* Objective
All lines from the line containing "Serialize everything readable" up to and including the last line of the listing below should be echoed exactly; no other lines belong in the response.

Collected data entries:
——

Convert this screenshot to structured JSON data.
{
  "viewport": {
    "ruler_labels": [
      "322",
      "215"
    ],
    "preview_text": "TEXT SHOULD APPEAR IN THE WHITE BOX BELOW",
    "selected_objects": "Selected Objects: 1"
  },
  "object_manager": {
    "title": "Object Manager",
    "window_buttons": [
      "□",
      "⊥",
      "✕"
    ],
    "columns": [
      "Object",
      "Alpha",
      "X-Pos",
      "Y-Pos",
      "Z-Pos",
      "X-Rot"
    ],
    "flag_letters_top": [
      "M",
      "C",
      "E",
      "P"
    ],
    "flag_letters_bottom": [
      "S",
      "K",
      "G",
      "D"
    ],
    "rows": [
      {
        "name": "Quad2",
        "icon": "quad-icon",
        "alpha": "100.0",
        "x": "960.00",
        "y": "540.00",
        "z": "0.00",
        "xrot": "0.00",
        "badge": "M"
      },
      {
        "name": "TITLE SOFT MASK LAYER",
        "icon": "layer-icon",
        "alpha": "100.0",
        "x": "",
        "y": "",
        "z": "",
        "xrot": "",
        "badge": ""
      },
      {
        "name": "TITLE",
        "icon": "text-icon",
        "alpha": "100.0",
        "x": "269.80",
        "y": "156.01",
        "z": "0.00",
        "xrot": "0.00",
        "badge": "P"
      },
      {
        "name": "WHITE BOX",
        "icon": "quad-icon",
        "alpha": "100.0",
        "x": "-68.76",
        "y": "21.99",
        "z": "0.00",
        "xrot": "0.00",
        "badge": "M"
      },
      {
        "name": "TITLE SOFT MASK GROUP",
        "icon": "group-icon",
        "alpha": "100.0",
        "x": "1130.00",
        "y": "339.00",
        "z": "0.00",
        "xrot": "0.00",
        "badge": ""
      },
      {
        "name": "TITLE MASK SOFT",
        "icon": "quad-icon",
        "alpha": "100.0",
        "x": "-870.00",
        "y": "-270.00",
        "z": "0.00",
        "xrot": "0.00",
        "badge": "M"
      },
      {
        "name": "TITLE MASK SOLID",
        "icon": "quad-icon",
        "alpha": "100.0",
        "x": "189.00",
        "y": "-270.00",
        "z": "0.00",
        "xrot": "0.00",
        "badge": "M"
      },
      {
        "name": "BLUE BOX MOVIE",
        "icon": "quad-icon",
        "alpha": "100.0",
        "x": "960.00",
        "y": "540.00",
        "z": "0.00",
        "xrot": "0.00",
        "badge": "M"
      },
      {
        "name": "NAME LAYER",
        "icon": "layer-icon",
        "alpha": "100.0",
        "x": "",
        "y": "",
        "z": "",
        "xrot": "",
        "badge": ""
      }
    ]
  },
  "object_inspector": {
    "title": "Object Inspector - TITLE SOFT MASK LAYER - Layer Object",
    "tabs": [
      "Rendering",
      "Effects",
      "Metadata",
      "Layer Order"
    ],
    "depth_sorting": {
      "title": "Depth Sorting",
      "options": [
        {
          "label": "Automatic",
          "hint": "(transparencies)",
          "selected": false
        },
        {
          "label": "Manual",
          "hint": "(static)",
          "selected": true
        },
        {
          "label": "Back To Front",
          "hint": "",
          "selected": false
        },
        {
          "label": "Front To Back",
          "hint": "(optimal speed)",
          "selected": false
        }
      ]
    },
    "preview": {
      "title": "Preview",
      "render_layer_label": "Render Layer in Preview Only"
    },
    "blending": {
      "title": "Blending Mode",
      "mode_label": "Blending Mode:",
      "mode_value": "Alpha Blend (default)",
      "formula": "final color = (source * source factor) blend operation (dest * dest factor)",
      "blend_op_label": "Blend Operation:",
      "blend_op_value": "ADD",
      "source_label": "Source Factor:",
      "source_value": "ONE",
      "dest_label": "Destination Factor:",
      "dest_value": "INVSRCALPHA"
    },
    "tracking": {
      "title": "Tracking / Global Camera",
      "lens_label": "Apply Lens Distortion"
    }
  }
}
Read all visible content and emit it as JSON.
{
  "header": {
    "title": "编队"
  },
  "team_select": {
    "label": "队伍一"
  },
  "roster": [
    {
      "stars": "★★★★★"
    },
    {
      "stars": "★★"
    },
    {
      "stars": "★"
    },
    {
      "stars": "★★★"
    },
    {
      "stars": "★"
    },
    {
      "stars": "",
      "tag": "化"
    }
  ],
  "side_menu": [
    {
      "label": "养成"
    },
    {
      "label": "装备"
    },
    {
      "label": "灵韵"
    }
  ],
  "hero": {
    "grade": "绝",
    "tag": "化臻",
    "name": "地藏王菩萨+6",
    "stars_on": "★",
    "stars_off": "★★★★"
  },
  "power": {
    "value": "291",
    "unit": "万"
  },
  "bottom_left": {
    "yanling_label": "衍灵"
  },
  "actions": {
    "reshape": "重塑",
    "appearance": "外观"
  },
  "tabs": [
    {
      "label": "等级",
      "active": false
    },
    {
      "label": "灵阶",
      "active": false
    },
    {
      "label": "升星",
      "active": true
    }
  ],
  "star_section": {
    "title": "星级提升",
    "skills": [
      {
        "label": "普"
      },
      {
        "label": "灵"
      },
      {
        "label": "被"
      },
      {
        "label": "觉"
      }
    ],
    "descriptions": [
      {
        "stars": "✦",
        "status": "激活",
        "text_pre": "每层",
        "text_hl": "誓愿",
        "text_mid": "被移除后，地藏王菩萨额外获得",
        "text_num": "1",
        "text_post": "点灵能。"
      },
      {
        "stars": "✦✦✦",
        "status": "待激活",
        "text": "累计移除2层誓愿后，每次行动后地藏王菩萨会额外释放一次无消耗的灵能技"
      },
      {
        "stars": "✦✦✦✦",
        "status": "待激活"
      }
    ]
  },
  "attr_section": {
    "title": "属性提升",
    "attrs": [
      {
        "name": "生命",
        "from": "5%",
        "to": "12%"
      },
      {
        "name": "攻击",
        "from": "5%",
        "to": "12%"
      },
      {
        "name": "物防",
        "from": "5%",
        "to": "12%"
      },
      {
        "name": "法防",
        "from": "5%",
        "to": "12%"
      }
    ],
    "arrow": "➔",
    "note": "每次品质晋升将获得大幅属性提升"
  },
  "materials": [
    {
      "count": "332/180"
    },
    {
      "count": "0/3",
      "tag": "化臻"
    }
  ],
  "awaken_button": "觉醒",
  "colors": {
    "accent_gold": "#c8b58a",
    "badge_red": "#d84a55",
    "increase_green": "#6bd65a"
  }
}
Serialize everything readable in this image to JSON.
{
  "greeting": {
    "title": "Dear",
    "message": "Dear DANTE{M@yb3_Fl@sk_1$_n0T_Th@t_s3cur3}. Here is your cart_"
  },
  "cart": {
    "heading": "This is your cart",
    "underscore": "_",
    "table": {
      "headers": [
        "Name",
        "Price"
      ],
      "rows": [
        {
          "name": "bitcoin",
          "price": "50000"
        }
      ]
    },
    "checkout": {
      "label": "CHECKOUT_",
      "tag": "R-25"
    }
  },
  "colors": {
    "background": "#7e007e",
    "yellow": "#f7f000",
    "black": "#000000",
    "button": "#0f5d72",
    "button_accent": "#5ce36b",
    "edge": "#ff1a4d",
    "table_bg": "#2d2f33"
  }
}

——

* Solution to this exercise
Serialize everything readable in this image to JSON.
{
  "greeting": {
    "title": "Dear",
    "message": "Dear DANTE{M@yb3_Fl@sk_1$_n0T_Th@t_s3cur3}. Here is your cart_"
  },
  "cart": {
    "heading": "This is your cart",
    "underscore": "_",
    "table": {
      "headers": [
        "Name",
        "Price"
      ],
      "rows": [
        {
          "name": "bitcoin",
          "price": "50000"
        }
      ]
    },
    "checkout": {
      "label": "CHECKOUT_",
      "tag": "R-25"
    }
  },
  "colors": {
    "background": "#7e007e",
    "yellow": "#f7f000",
    "black": "#000000",
    "button": "#0f5d72",
    "button_accent": "#5ce36b",
    "edge": "#ff1a4d",
    "table_bg": "#2d2f33"
  }
}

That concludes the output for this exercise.